--- Requirement ---
Copy everything from the line containing "Polygon shape — [224, 332, 262, 344]" down to the line containing "Circle shape — [262, 30, 268, 38]", switching every "Circle shape" to "Round marker" and leaving all else unchanged. Give only those lines.
• • •
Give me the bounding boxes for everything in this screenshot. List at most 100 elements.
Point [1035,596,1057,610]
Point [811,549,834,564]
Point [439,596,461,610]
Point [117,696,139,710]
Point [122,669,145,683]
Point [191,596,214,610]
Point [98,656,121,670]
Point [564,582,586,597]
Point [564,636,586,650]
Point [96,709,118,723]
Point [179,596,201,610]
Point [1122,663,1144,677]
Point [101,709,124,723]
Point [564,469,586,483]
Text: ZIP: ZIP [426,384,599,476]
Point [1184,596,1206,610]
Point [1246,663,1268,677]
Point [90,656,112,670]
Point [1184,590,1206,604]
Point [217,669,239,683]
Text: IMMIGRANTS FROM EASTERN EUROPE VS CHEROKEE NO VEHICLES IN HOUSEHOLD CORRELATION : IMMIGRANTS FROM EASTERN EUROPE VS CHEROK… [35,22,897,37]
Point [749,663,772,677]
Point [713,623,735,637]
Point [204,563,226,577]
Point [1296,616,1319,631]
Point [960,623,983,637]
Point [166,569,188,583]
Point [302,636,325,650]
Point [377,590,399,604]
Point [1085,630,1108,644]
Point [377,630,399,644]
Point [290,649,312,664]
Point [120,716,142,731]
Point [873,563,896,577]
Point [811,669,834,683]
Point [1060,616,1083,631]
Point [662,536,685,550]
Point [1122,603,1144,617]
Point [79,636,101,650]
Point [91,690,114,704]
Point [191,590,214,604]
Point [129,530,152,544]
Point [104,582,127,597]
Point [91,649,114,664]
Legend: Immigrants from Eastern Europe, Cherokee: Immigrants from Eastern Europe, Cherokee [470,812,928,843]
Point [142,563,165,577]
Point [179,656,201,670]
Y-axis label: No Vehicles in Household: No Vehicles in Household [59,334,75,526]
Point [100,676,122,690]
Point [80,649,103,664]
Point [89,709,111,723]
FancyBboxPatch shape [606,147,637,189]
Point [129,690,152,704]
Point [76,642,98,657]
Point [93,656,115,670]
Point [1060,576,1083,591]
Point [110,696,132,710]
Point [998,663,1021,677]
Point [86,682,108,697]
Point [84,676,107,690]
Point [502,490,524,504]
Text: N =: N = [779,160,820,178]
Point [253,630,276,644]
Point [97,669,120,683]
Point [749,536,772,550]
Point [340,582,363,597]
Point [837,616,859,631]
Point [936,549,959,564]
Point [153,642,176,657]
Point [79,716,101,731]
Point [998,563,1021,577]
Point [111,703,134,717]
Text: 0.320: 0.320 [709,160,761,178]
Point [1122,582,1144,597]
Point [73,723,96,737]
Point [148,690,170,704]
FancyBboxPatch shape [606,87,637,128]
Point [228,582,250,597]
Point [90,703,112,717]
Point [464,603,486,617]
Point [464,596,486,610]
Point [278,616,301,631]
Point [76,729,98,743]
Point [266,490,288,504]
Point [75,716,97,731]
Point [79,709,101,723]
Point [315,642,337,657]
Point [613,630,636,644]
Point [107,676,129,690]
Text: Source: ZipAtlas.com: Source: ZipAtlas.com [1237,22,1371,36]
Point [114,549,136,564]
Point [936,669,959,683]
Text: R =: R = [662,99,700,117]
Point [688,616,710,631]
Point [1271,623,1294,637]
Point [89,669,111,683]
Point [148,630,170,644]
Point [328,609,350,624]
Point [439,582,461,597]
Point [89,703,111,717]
• • •
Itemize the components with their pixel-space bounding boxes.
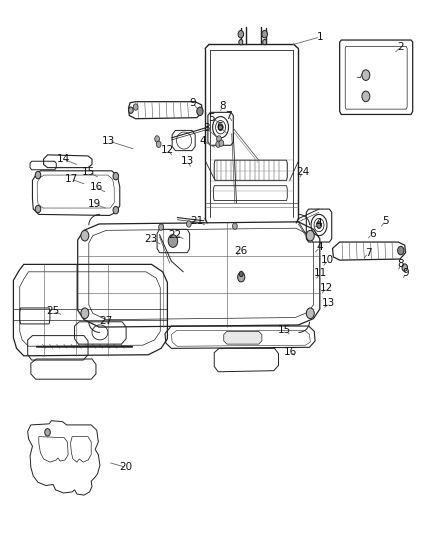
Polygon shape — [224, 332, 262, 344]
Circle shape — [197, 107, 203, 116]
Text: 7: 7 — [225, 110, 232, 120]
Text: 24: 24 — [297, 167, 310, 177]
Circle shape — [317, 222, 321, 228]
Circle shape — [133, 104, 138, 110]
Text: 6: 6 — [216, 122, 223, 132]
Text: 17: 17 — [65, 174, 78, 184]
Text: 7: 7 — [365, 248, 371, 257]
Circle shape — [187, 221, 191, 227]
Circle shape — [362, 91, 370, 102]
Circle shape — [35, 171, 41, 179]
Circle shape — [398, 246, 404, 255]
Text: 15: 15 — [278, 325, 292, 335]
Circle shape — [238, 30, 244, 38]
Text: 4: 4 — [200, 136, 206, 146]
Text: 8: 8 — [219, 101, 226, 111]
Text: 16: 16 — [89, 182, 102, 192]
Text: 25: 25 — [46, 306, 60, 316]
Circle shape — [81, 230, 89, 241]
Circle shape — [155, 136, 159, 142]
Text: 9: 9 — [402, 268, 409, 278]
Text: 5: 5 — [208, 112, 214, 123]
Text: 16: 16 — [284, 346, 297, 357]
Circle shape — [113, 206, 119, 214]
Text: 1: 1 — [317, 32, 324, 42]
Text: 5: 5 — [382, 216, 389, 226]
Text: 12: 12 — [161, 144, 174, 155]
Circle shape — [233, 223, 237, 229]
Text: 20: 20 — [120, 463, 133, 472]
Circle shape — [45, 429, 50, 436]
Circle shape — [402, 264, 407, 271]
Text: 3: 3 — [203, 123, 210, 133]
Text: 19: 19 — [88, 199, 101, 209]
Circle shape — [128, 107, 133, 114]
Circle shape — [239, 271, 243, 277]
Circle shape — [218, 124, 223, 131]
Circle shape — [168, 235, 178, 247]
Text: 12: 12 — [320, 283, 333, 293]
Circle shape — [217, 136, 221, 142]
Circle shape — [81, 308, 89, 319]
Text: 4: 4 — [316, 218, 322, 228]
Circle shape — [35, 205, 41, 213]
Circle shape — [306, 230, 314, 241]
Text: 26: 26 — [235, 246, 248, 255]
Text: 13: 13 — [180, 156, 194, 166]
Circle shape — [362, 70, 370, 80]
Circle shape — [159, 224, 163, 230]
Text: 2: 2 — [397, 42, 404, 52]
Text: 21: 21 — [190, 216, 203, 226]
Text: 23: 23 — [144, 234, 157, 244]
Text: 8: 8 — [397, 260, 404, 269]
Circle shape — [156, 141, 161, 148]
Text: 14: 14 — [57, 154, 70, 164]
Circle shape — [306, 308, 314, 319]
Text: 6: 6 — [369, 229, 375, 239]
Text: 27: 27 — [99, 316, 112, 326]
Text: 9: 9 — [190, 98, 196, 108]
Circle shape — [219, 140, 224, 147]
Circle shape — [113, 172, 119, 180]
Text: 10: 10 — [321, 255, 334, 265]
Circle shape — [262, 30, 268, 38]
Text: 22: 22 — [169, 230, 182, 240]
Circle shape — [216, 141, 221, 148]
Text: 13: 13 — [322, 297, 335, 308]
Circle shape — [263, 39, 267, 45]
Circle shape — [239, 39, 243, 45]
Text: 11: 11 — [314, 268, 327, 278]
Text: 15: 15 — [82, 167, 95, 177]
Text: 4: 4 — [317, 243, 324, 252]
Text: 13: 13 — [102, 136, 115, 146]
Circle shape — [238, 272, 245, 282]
• • •
--- Task result ---
Polygon shape — [224, 332, 262, 344]
Round marker — [197, 107, 203, 116]
Text: 7: 7 — [225, 110, 232, 120]
Text: 24: 24 — [297, 167, 310, 177]
Round marker — [317, 222, 321, 228]
Round marker — [133, 104, 138, 110]
Text: 6: 6 — [216, 122, 223, 132]
Text: 17: 17 — [65, 174, 78, 184]
Text: 7: 7 — [365, 248, 371, 257]
Round marker — [187, 221, 191, 227]
Round marker — [362, 91, 370, 102]
Round marker — [35, 171, 41, 179]
Round marker — [398, 246, 404, 255]
Text: 15: 15 — [278, 325, 292, 335]
Round marker — [238, 30, 244, 38]
Text: 4: 4 — [200, 136, 206, 146]
Text: 8: 8 — [219, 101, 226, 111]
Text: 16: 16 — [89, 182, 102, 192]
Text: 25: 25 — [46, 306, 60, 316]
Round marker — [81, 230, 89, 241]
Round marker — [155, 136, 159, 142]
Text: 9: 9 — [402, 268, 409, 278]
Text: 5: 5 — [208, 112, 214, 123]
Text: 16: 16 — [284, 346, 297, 357]
Round marker — [113, 206, 119, 214]
Text: 1: 1 — [317, 32, 324, 42]
Text: 5: 5 — [382, 216, 389, 226]
Text: 12: 12 — [161, 144, 174, 155]
Round marker — [233, 223, 237, 229]
Text: 20: 20 — [120, 463, 133, 472]
Round marker — [45, 429, 50, 436]
Round marker — [402, 264, 407, 271]
Text: 3: 3 — [203, 123, 210, 133]
Text: 19: 19 — [88, 199, 101, 209]
Round marker — [128, 107, 133, 114]
Round marker — [239, 271, 243, 277]
Round marker — [218, 124, 223, 131]
Round marker — [168, 235, 178, 247]
Text: 12: 12 — [320, 283, 333, 293]
Round marker — [217, 136, 221, 142]
Round marker — [81, 308, 89, 319]
Text: 4: 4 — [316, 218, 322, 228]
Round marker — [35, 205, 41, 213]
Round marker — [306, 230, 314, 241]
Text: 26: 26 — [235, 246, 248, 255]
Text: 13: 13 — [180, 156, 194, 166]
Round marker — [362, 70, 370, 80]
Round marker — [159, 224, 163, 230]
Text: 2: 2 — [397, 42, 404, 52]
Text: 21: 21 — [190, 216, 203, 226]
Text: 23: 23 — [144, 234, 157, 244]
Text: 8: 8 — [397, 260, 404, 269]
Round marker — [156, 141, 161, 148]
Text: 14: 14 — [57, 154, 70, 164]
Round marker — [306, 308, 314, 319]
Text: 6: 6 — [369, 229, 375, 239]
Text: 27: 27 — [99, 316, 112, 326]
Text: 9: 9 — [190, 98, 196, 108]
Round marker — [219, 140, 224, 147]
Round marker — [113, 172, 119, 180]
Text: 10: 10 — [321, 255, 334, 265]
Round marker — [262, 30, 268, 38]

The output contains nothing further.